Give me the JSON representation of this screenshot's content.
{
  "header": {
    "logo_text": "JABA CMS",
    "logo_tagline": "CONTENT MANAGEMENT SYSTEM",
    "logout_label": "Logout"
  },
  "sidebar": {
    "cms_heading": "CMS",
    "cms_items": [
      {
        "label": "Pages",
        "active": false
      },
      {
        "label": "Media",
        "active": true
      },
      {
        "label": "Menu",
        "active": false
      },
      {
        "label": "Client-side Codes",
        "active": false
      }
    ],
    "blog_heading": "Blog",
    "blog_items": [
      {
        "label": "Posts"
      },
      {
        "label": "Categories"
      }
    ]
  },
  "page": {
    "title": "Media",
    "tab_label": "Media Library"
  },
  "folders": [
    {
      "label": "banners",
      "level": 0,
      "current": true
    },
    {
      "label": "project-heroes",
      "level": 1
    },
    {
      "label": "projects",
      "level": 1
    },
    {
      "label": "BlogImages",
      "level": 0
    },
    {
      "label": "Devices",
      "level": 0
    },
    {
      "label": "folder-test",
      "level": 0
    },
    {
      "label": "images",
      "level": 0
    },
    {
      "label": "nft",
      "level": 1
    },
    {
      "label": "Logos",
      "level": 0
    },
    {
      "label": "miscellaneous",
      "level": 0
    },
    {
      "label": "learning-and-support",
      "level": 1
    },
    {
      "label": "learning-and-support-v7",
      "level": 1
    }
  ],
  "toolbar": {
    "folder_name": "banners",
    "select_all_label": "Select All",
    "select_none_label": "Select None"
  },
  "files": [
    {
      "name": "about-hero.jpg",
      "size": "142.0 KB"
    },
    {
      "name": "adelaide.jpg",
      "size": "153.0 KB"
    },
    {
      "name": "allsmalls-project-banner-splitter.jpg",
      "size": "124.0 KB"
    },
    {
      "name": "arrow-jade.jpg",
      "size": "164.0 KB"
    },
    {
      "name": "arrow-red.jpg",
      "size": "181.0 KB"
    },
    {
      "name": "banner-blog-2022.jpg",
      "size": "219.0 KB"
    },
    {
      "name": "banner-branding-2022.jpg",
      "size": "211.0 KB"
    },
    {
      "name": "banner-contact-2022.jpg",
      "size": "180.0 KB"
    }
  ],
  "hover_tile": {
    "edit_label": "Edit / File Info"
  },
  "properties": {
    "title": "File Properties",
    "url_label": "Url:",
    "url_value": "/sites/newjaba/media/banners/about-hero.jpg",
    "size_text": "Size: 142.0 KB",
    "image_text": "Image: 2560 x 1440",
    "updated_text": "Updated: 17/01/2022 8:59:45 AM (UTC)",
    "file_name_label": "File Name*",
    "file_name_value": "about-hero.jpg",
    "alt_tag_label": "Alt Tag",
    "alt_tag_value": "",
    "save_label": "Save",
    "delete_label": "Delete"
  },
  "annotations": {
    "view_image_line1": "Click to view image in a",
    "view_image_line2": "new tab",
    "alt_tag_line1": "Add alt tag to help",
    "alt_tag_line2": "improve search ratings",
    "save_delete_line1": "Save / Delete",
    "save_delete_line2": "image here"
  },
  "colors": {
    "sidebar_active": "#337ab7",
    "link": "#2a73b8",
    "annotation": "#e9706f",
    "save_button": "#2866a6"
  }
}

· · · · · · ·

Given instruction:
Write the entries again, exactly as they stand.

Solution to the problem:
Give me the JSON representation of this screenshot's content.
{
  "header": {
    "logo_text": "JABA CMS",
    "logo_tagline": "CONTENT MANAGEMENT SYSTEM",
    "logout_label": "Logout"
  },
  "sidebar": {
    "cms_heading": "CMS",
    "cms_items": [
      {
        "label": "Pages",
        "active": false
      },
      {
        "label": "Media",
        "active": true
      },
      {
        "label": "Menu",
        "active": false
      },
      {
        "label": "Client-side Codes",
        "active": false
      }
    ],
    "blog_heading": "Blog",
    "blog_items": [
      {
        "label": "Posts"
      },
      {
        "label": "Categories"
      }
    ]
  },
  "page": {
    "title": "Media",
    "tab_label": "Media Library"
  },
  "folders": [
    {
      "label": "banners",
      "level": 0,
      "current": true
    },
    {
      "label": "project-heroes",
      "level": 1
    },
    {
      "label": "projects",
      "level": 1
    },
    {
      "label": "BlogImages",
      "level": 0
    },
    {
      "label": "Devices",
      "level": 0
    },
    {
      "label": "folder-test",
      "level": 0
    },
    {
      "label": "images",
      "level": 0
    },
    {
      "label": "nft",
      "level": 1
    },
    {
      "label": "Logos",
      "level": 0
    },
    {
      "label": "miscellaneous",
      "level": 0
    },
    {
      "label": "learning-and-support",
      "level": 1
    },
    {
      "label": "learning-and-support-v7",
      "level": 1
    }
  ],
  "toolbar": {
    "folder_name": "banners",
    "select_all_label": "Select All",
    "select_none_label": "Select None"
  },
  "files": [
    {
      "name": "about-hero.jpg",
      "size": "142.0 KB"
    },
    {
      "name": "adelaide.jpg",
      "size": "153.0 KB"
    },
    {
      "name": "allsmalls-project-banner-splitter.jpg",
      "size": "124.0 KB"
    },
    {
      "name": "arrow-jade.jpg",
      "size": "164.0 KB"
    },
    {
      "name": "arrow-red.jpg",
      "size": "181.0 KB"
    },
    {
      "name": "banner-blog-2022.jpg",
      "size": "219.0 KB"
    },
    {
      "name": "banner-branding-2022.jpg",
      "size": "211.0 KB"
    },
    {
      "name": "banner-contact-2022.jpg",
      "size": "180.0 KB"
    }
  ],
  "hover_tile": {
    "edit_label": "Edit / File Info"
  },
  "properties": {
    "title": "File Properties",
    "url_label": "Url:",
    "url_value": "/sites/newjaba/media/banners/about-hero.jpg",
    "size_text": "Size: 142.0 KB",
    "image_text": "Image: 2560 x 1440",
    "updated_text": "Updated: 17/01/2022 8:59:45 AM (UTC)",
    "file_name_label": "File Name*",
    "file_name_value": "about-hero.jpg",
    "alt_tag_label": "Alt Tag",
    "alt_tag_value": "",
    "save_label": "Save",
    "delete_label": "Delete"
  },
  "annotations": {
    "view_image_line1": "Click to view image in a",
    "view_image_line2": "new tab",
    "alt_tag_line1": "Add alt tag to help",
    "alt_tag_line2": "improve search ratings",
    "save_delete_line1": "Save / Delete",
    "save_delete_line2": "image here"
  },
  "colors": {
    "sidebar_active": "#337ab7",
    "link": "#2a73b8",
    "annotation": "#e9706f",
    "save_button": "#2866a6"
  }
}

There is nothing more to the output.